In the records below, pick out all lines containing the word "которые".

--- Material for this task ---

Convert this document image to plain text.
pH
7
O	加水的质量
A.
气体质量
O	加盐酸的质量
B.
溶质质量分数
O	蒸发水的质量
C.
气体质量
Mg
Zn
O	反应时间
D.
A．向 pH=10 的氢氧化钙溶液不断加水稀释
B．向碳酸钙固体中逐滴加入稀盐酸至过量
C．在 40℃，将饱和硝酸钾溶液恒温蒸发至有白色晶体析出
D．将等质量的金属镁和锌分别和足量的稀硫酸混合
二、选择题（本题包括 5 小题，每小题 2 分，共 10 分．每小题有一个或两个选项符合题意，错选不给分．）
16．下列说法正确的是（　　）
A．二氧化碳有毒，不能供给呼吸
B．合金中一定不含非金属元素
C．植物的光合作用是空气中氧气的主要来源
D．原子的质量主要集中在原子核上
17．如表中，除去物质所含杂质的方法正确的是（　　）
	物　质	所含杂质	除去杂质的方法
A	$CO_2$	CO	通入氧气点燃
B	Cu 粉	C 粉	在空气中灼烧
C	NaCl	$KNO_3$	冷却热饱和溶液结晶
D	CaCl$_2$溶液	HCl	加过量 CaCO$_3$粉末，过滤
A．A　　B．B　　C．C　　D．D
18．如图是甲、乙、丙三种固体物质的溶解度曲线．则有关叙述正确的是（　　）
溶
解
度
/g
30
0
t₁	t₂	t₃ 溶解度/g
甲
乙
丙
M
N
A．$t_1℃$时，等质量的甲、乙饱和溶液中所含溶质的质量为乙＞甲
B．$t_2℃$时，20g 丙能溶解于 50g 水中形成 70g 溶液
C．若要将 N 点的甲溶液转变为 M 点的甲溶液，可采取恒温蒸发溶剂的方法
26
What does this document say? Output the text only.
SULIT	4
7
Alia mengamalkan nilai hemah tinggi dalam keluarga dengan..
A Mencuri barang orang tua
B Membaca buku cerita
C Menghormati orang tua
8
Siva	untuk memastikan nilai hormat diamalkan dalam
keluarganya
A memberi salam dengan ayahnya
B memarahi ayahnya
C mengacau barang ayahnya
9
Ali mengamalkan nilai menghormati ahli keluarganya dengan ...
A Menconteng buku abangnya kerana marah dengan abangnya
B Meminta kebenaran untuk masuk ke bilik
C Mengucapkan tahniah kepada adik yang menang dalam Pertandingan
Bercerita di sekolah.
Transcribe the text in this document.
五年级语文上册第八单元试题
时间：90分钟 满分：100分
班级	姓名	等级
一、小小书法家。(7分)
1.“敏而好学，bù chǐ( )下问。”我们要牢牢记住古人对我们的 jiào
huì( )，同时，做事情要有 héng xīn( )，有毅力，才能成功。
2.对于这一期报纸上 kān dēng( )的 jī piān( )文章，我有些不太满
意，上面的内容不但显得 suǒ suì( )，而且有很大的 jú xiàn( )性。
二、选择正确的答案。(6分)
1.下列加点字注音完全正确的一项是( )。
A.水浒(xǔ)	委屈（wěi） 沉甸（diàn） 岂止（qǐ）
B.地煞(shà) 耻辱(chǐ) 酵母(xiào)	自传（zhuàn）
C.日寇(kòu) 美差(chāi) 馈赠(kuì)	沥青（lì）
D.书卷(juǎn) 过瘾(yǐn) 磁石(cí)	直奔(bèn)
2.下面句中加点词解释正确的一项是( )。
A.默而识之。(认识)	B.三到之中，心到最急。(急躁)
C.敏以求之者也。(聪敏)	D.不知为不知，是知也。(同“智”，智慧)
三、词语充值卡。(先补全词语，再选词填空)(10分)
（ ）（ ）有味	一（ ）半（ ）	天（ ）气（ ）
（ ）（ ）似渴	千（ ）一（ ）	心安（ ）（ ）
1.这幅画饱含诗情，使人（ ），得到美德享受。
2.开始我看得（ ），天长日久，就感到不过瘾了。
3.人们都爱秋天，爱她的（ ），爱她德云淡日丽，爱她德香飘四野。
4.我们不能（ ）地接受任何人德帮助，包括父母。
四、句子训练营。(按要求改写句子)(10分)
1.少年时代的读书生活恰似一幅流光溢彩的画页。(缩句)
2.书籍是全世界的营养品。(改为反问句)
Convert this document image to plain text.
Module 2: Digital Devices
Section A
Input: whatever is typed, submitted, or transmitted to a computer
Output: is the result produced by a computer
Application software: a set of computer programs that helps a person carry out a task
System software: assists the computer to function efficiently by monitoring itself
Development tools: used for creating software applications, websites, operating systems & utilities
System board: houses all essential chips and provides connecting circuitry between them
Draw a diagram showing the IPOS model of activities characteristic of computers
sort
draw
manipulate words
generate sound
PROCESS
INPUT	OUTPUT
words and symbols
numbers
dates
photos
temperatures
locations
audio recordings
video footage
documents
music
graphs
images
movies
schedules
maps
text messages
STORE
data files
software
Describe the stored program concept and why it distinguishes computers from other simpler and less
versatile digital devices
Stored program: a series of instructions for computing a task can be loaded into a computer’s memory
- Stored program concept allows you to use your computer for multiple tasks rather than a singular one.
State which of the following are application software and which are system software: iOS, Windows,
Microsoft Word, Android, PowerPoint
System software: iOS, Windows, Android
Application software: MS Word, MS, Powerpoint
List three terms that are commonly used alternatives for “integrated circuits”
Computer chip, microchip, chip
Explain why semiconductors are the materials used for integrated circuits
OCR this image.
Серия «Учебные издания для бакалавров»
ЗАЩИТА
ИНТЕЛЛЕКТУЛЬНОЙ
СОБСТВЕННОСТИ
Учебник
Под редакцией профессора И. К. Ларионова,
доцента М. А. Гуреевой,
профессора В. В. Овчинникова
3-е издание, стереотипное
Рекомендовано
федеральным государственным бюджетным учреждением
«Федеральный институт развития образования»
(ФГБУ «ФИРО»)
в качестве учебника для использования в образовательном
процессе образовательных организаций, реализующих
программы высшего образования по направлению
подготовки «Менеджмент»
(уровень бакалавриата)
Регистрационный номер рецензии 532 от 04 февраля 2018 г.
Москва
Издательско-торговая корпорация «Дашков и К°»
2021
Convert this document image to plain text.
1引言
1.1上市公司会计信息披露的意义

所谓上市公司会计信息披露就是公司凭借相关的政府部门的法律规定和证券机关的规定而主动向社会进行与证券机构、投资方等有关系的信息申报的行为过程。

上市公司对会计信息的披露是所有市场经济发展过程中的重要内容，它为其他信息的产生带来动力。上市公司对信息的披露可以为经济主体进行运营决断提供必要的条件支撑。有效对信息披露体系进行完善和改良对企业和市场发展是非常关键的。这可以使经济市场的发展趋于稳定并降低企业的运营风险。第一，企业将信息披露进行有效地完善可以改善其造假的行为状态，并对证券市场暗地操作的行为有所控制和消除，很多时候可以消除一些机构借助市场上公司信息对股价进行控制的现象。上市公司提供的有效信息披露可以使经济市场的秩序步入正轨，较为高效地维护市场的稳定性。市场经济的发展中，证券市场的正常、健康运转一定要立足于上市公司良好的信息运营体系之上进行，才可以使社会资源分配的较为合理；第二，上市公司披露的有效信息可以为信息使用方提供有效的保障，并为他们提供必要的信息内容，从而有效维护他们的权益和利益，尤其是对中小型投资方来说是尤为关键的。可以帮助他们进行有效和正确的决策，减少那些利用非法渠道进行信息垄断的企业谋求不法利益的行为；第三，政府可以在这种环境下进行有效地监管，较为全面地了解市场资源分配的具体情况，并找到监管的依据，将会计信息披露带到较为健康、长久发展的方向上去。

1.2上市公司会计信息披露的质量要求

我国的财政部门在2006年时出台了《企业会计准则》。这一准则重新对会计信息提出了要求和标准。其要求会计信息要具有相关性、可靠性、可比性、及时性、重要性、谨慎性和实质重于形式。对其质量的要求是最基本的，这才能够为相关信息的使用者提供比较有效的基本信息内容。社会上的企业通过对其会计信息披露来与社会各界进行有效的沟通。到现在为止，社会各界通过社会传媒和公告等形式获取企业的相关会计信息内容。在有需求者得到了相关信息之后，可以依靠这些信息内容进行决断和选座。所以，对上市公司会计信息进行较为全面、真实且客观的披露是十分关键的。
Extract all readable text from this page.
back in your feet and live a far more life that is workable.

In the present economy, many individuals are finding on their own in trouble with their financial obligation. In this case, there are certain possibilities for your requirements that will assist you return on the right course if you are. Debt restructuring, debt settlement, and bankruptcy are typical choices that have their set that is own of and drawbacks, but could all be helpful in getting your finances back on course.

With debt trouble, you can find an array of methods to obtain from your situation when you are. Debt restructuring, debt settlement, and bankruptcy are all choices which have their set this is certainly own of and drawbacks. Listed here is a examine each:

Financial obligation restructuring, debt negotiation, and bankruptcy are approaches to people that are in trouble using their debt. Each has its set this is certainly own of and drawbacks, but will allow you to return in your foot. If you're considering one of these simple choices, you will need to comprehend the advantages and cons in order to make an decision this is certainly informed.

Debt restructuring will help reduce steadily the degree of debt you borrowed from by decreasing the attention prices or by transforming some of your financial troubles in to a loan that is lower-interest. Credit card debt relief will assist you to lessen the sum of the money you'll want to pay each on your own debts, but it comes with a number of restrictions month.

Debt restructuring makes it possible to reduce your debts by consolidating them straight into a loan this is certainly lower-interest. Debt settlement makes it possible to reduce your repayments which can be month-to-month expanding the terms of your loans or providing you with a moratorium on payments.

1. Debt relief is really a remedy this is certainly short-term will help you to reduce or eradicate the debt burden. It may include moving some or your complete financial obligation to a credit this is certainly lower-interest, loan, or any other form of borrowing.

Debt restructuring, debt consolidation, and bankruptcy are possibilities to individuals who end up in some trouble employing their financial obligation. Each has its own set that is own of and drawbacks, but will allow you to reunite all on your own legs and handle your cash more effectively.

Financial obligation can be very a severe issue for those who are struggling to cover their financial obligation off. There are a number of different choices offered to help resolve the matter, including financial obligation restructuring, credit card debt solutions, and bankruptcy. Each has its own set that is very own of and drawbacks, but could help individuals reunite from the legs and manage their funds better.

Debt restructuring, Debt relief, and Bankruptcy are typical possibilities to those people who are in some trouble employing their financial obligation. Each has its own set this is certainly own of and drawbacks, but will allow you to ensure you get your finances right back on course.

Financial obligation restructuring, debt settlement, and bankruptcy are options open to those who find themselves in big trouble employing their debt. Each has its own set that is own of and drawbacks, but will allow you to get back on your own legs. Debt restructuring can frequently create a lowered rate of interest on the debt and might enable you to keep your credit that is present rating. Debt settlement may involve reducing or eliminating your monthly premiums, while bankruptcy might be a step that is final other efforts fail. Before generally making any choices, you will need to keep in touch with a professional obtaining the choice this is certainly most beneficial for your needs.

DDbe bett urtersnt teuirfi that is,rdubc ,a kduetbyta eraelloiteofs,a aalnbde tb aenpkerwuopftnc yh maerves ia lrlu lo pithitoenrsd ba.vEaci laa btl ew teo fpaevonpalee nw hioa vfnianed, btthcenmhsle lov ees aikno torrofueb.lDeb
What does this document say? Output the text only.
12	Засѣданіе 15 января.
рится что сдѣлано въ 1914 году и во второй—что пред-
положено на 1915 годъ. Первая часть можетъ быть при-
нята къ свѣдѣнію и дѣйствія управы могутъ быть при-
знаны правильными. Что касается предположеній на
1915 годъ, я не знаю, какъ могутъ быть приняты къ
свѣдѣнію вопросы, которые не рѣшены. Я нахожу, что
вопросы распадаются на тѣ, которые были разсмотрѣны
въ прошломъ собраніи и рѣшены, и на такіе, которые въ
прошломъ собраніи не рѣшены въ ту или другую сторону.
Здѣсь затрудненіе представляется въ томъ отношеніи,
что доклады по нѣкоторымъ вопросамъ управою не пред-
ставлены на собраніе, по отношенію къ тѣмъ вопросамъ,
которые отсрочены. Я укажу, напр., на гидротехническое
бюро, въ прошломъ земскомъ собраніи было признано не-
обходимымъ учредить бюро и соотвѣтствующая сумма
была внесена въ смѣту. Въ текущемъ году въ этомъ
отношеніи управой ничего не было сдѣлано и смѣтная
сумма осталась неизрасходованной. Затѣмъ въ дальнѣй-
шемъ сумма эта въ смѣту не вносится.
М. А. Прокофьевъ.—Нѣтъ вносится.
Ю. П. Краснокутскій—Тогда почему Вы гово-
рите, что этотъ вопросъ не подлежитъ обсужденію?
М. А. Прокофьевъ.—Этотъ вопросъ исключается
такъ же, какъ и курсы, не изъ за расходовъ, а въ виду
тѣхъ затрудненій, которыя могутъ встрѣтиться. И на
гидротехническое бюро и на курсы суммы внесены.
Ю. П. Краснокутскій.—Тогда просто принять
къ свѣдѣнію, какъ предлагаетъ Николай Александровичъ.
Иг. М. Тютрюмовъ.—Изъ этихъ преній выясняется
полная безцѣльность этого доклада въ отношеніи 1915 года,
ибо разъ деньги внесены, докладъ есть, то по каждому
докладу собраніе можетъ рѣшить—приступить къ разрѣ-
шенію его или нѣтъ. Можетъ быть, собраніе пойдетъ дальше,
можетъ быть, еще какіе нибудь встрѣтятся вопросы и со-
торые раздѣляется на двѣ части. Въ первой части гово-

---

## Result for this task
свѣдѣнію вопросы, которые не рѣшены. Я нахожу, что
вопросы распадаются на тѣ, которые были разсмотрѣны
въ прошломъ собраніи и рѣшены, и на такіе, которые въ
которые отсрочены. Я укажу, напр., на гидротехническое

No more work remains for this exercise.